* _What is needed_:
Collect all lines from the listing that include the string "name".

* _Input material_:
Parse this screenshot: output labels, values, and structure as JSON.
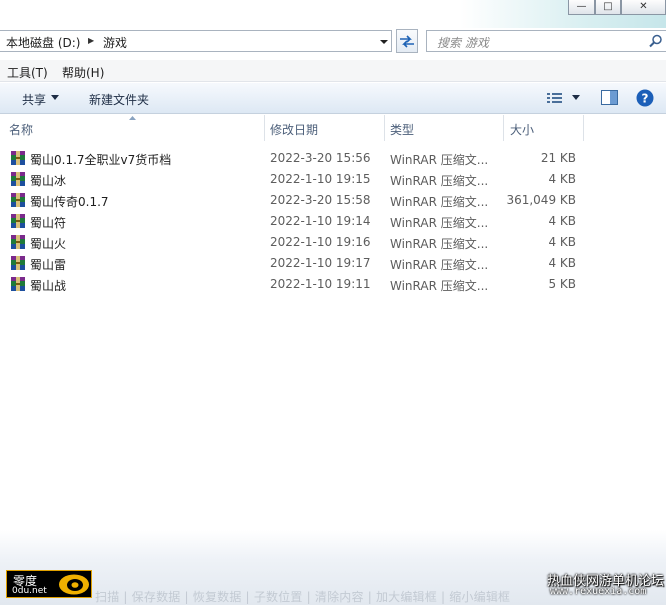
{
  "window": {
    "buttons": {
      "minimize": "—",
      "maximize": "□",
      "close": "✕"
    }
  },
  "address": {
    "segments": [
      "本地磁盘 (D:)",
      "游戏"
    ],
    "separator": "▶"
  },
  "search": {
    "placeholder": "搜索 游戏"
  },
  "menu": {
    "items": [
      "工具(T)",
      "帮助(H)"
    ]
  },
  "commands": {
    "share": "共享",
    "new_folder": "新建文件夹"
  },
  "columns": {
    "name": "名称",
    "modified": "修改日期",
    "type": "类型",
    "size": "大小"
  },
  "files": [
    {
      "name": "蜀山0.1.7全职业v7货币档",
      "modified": "2022-3-20 15:56",
      "type": "WinRAR 压缩文...",
      "size": "21 KB"
    },
    {
      "name": "蜀山冰",
      "modified": "2022-1-10 19:15",
      "type": "WinRAR 压缩文...",
      "size": "4 KB"
    },
    {
      "name": "蜀山传奇0.1.7",
      "modified": "2022-3-20 15:58",
      "type": "WinRAR 压缩文...",
      "size": "361,049 KB"
    },
    {
      "name": "蜀山符",
      "modified": "2022-1-10 19:14",
      "type": "WinRAR 压缩文...",
      "size": "4 KB"
    },
    {
      "name": "蜀山火",
      "modified": "2022-1-10 19:16",
      "type": "WinRAR 压缩文...",
      "size": "4 KB"
    },
    {
      "name": "蜀山雷",
      "modified": "2022-1-10 19:17",
      "type": "WinRAR 压缩文...",
      "size": "4 KB"
    },
    {
      "name": "蜀山战",
      "modified": "2022-1-10 19:11",
      "type": "WinRAR 压缩文...",
      "size": "5 KB"
    }
  ],
  "overlay": {
    "text": "扫描 | 保存数据 | 恢复数据 | 子数位置 | 清除内容 | 加大编辑框 | 缩小编辑框"
  },
  "watermark": {
    "logo_line1": "零度",
    "logo_line2": "0du.net",
    "brand_line1": "热血侠网游单机论坛",
    "brand_line2": "www.rexuexia.com"
  },
  "colors": {
    "accent": "#1e4a8c",
    "help": "#1c5fb8"
  }
}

* _Reply to the exercise_:
    "name": "名称",
      "name": "蜀山0.1.7全职业v7货币档",
      "name": "蜀山冰",
      "name": "蜀山传奇0.1.7",
      "name": "蜀山符",
      "name": "蜀山火",
      "name": "蜀山雷",
      "name": "蜀山战",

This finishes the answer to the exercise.